_Material supplied_:
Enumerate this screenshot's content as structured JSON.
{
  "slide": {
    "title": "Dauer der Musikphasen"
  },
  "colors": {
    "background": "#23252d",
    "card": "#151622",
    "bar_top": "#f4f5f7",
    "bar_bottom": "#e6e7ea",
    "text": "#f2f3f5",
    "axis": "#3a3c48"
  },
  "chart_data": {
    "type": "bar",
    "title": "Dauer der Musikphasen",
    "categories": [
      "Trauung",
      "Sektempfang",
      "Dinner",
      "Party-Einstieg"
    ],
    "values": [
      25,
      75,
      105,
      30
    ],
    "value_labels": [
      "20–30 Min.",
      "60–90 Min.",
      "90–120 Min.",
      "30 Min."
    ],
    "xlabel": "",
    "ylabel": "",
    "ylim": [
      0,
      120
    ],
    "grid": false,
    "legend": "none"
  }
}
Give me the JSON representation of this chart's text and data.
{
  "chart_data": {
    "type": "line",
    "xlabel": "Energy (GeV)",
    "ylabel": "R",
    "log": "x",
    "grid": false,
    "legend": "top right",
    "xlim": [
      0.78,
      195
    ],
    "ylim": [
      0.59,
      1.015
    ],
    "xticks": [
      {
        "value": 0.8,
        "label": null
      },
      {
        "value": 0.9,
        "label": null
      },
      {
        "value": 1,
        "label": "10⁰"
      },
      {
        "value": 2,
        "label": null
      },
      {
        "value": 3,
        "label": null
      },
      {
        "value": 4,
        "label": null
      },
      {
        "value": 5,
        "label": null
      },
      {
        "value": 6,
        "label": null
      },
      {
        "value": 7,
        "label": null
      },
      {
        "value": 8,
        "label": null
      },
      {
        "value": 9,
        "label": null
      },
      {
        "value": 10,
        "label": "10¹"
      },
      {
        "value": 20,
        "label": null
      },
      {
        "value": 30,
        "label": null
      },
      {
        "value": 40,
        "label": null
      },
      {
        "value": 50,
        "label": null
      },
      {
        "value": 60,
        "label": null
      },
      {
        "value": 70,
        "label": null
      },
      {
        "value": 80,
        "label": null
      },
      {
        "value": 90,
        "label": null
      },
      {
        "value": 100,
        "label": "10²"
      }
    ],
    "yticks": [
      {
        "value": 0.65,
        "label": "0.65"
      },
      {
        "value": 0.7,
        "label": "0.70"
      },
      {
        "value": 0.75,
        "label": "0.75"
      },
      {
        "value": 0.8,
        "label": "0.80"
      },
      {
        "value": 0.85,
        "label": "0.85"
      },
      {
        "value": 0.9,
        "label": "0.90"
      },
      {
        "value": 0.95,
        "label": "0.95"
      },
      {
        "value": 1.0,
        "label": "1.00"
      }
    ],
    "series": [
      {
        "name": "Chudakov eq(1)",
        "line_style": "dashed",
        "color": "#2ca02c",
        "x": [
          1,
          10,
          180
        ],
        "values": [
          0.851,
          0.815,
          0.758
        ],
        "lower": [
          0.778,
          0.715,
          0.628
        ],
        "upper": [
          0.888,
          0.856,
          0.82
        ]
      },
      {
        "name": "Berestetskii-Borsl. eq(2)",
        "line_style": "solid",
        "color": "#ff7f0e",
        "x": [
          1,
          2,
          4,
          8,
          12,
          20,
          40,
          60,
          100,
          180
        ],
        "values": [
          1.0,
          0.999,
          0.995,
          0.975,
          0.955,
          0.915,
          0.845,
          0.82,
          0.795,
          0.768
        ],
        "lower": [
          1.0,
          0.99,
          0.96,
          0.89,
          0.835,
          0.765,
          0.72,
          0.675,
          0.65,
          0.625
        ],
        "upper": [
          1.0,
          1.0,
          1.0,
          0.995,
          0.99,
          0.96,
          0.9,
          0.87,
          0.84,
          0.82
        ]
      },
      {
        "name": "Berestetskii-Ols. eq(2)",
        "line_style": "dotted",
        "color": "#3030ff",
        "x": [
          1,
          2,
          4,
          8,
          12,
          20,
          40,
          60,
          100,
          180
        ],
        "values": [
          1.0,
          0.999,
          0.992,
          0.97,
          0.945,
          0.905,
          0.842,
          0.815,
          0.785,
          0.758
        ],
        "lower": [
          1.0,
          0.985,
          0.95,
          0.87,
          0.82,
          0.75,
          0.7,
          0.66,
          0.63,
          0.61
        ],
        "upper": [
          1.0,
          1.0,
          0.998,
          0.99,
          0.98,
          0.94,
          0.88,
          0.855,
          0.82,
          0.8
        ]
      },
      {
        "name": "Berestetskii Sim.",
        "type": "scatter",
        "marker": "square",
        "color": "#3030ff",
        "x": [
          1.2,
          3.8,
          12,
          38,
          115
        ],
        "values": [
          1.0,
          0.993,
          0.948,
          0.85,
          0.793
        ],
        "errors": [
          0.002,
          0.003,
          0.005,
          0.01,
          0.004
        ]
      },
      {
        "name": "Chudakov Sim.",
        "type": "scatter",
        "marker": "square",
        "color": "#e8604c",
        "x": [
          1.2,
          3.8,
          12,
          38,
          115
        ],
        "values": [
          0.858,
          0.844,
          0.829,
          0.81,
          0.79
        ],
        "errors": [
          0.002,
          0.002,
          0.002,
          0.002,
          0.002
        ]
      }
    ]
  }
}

_Exercise_: Lines containing the word "JSON" must all be returned from the material above.

_Full solution_:
Enumerate this screenshot's content as structured JSON.
Give me the JSON representation of this chart's text and data.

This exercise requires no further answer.